== What this task involves ==
Copy out each line that mentions the word "JSON".

== Stored data entries ==
* * *
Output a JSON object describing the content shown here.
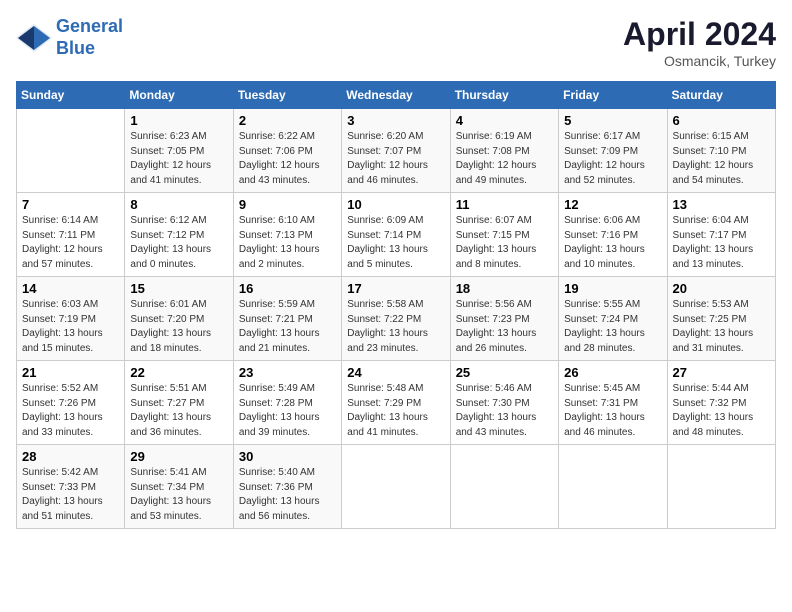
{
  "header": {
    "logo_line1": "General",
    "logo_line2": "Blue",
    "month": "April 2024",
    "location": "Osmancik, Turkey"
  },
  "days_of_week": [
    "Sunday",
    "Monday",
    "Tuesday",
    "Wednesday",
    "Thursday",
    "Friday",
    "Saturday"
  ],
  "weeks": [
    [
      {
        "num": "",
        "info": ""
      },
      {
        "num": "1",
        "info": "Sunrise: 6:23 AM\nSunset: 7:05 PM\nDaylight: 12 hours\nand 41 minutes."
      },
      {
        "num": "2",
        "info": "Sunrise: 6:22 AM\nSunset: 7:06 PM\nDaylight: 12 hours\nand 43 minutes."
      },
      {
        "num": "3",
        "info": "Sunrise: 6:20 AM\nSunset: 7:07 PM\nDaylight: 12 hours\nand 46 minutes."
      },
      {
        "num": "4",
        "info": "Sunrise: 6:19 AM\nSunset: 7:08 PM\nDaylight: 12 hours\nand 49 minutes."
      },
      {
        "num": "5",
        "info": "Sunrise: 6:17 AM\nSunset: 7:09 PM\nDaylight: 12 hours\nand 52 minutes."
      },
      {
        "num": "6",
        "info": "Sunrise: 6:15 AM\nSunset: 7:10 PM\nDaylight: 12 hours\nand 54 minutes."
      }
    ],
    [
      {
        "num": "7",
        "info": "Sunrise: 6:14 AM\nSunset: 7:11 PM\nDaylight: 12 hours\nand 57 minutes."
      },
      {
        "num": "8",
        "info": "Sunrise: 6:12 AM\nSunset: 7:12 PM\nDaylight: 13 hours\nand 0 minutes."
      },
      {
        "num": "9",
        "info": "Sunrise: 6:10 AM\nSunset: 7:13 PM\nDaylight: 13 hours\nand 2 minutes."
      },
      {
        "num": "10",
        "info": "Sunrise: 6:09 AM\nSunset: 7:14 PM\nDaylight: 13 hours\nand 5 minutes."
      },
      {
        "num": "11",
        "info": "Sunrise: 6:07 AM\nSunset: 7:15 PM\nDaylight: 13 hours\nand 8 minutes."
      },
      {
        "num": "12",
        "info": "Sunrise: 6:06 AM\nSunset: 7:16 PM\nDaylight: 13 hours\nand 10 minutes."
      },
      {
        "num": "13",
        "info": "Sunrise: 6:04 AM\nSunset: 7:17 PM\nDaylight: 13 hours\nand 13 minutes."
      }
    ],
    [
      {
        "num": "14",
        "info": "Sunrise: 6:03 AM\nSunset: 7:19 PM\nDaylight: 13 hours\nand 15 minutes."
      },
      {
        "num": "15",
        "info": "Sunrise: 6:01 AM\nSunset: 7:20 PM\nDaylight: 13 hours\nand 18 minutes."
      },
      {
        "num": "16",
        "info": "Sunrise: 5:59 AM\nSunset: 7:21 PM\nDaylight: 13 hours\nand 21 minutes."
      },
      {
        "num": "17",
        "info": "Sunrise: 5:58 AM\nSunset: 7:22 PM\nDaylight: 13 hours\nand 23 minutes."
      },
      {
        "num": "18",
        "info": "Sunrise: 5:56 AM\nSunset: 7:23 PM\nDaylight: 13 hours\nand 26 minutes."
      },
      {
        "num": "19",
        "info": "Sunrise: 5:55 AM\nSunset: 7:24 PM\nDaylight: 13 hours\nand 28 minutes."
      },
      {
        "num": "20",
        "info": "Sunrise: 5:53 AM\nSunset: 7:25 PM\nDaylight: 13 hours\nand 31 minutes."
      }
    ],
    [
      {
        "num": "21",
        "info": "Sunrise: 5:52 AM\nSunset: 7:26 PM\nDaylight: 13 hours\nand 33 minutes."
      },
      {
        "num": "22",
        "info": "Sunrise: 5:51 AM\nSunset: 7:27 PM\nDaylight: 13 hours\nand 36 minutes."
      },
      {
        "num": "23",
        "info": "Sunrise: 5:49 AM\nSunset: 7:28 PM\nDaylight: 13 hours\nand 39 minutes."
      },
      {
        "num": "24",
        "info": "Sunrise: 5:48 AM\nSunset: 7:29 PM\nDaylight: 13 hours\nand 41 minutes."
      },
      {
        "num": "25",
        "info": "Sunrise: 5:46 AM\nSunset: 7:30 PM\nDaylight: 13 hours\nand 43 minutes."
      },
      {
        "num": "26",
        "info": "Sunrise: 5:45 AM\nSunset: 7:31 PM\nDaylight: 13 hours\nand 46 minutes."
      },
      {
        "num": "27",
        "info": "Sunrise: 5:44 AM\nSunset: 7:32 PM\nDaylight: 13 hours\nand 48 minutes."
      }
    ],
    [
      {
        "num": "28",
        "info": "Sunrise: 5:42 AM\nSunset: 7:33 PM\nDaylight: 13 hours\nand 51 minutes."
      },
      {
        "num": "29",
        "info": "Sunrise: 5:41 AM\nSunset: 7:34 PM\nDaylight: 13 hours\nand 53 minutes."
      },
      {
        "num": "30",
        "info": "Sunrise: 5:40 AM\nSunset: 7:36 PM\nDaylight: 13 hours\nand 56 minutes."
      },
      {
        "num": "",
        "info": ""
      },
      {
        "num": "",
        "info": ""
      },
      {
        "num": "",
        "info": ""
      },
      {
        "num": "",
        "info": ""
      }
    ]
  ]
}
* * *
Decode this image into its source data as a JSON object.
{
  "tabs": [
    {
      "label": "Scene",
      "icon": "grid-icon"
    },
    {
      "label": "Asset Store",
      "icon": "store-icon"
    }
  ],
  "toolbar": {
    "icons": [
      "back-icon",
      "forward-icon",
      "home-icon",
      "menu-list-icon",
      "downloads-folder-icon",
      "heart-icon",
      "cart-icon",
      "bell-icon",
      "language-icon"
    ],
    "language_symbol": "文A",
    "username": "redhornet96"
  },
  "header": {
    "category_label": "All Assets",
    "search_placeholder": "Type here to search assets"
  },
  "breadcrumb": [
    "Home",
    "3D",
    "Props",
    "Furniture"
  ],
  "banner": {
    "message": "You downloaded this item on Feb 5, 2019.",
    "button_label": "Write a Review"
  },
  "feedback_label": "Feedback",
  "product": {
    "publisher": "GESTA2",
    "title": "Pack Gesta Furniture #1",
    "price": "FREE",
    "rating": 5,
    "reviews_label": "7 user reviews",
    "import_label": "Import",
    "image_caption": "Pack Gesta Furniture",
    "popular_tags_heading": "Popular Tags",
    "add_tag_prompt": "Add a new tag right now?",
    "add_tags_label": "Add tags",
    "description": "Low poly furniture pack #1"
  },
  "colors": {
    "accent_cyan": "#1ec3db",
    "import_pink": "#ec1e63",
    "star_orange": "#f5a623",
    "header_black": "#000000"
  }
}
* * *
== Finished task ==
Output a JSON object describing the content shown here.
Decode this image into its source data as a JSON object.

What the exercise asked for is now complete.